Stored data entries

● ● ● ● ●

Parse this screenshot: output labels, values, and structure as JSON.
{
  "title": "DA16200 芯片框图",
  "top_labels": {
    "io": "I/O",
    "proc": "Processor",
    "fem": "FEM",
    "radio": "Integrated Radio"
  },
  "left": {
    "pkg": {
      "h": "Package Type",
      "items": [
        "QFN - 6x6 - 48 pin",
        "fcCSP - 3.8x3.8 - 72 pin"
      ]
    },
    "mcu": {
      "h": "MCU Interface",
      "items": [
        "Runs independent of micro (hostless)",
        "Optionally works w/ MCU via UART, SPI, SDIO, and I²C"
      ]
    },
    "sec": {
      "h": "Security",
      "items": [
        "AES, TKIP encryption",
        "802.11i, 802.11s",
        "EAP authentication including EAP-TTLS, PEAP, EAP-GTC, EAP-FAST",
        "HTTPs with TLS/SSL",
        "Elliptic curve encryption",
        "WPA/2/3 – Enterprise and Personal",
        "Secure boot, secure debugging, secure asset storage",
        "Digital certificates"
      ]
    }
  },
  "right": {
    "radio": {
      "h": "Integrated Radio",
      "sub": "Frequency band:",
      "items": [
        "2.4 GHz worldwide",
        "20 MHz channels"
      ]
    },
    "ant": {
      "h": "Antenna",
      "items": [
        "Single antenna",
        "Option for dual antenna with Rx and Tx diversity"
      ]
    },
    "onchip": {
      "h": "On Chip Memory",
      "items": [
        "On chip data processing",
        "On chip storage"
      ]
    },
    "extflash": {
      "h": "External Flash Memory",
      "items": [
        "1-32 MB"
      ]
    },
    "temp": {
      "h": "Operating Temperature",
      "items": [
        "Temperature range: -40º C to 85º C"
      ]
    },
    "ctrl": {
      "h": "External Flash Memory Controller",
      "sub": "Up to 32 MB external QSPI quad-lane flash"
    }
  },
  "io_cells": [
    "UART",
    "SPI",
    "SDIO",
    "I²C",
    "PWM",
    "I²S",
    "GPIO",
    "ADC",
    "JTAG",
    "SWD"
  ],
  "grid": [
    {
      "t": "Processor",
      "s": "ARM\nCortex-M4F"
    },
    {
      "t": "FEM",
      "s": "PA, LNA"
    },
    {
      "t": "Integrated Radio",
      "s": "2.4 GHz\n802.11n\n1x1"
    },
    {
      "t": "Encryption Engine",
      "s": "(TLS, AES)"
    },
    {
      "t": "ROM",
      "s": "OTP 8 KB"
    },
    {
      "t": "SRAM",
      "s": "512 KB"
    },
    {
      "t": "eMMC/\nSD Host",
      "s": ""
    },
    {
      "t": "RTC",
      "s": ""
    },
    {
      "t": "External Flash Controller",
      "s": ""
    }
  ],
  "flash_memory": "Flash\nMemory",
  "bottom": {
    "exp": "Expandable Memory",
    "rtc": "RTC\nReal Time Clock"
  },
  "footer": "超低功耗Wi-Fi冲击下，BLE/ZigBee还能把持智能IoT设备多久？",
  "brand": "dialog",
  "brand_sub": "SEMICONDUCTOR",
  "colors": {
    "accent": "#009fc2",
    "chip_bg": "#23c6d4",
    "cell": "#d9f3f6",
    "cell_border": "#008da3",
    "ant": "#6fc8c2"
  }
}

● ● ● ● ●

Retype all of the data shown above, word for word.

- Result below
Parse this screenshot: output labels, values, and structure as JSON.
{
  "title": "DA16200 芯片框图",
  "top_labels": {
    "io": "I/O",
    "proc": "Processor",
    "fem": "FEM",
    "radio": "Integrated Radio"
  },
  "left": {
    "pkg": {
      "h": "Package Type",
      "items": [
        "QFN - 6x6 - 48 pin",
        "fcCSP - 3.8x3.8 - 72 pin"
      ]
    },
    "mcu": {
      "h": "MCU Interface",
      "items": [
        "Runs independent of micro (hostless)",
        "Optionally works w/ MCU via UART, SPI, SDIO, and I²C"
      ]
    },
    "sec": {
      "h": "Security",
      "items": [
        "AES, TKIP encryption",
        "802.11i, 802.11s",
        "EAP authentication including EAP-TTLS, PEAP, EAP-GTC, EAP-FAST",
        "HTTPs with TLS/SSL",
        "Elliptic curve encryption",
        "WPA/2/3 – Enterprise and Personal",
        "Secure boot, secure debugging, secure asset storage",
        "Digital certificates"
      ]
    }
  },
  "right": {
    "radio": {
      "h": "Integrated Radio",
      "sub": "Frequency band:",
      "items": [
        "2.4 GHz worldwide",
        "20 MHz channels"
      ]
    },
    "ant": {
      "h": "Antenna",
      "items": [
        "Single antenna",
        "Option for dual antenna with Rx and Tx diversity"
      ]
    },
    "onchip": {
      "h": "On Chip Memory",
      "items": [
        "On chip data processing",
        "On chip storage"
      ]
    },
    "extflash": {
      "h": "External Flash Memory",
      "items": [
        "1-32 MB"
      ]
    },
    "temp": {
      "h": "Operating Temperature",
      "items": [
        "Temperature range: -40º C to 85º C"
      ]
    },
    "ctrl": {
      "h": "External Flash Memory Controller",
      "sub": "Up to 32 MB external QSPI quad-lane flash"
    }
  },
  "io_cells": [
    "UART",
    "SPI",
    "SDIO",
    "I²C",
    "PWM",
    "I²S",
    "GPIO",
    "ADC",
    "JTAG",
    "SWD"
  ],
  "grid": [
    {
      "t": "Processor",
      "s": "ARM\nCortex-M4F"
    },
    {
      "t": "FEM",
      "s": "PA, LNA"
    },
    {
      "t": "Integrated Radio",
      "s": "2.4 GHz\n802.11n\n1x1"
    },
    {
      "t": "Encryption Engine",
      "s": "(TLS, AES)"
    },
    {
      "t": "ROM",
      "s": "OTP 8 KB"
    },
    {
      "t": "SRAM",
      "s": "512 KB"
    },
    {
      "t": "eMMC/\nSD Host",
      "s": ""
    },
    {
      "t": "RTC",
      "s": ""
    },
    {
      "t": "External Flash Controller",
      "s": ""
    }
  ],
  "flash_memory": "Flash\nMemory",
  "bottom": {
    "exp": "Expandable Memory",
    "rtc": "RTC\nReal Time Clock"
  },
  "footer": "超低功耗Wi-Fi冲击下，BLE/ZigBee还能把持智能IoT设备多久？",
  "brand": "dialog",
  "brand_sub": "SEMICONDUCTOR",
  "colors": {
    "accent": "#009fc2",
    "chip_bg": "#23c6d4",
    "cell": "#d9f3f6",
    "cell_border": "#008da3",
    "ant": "#6fc8c2"
  }
}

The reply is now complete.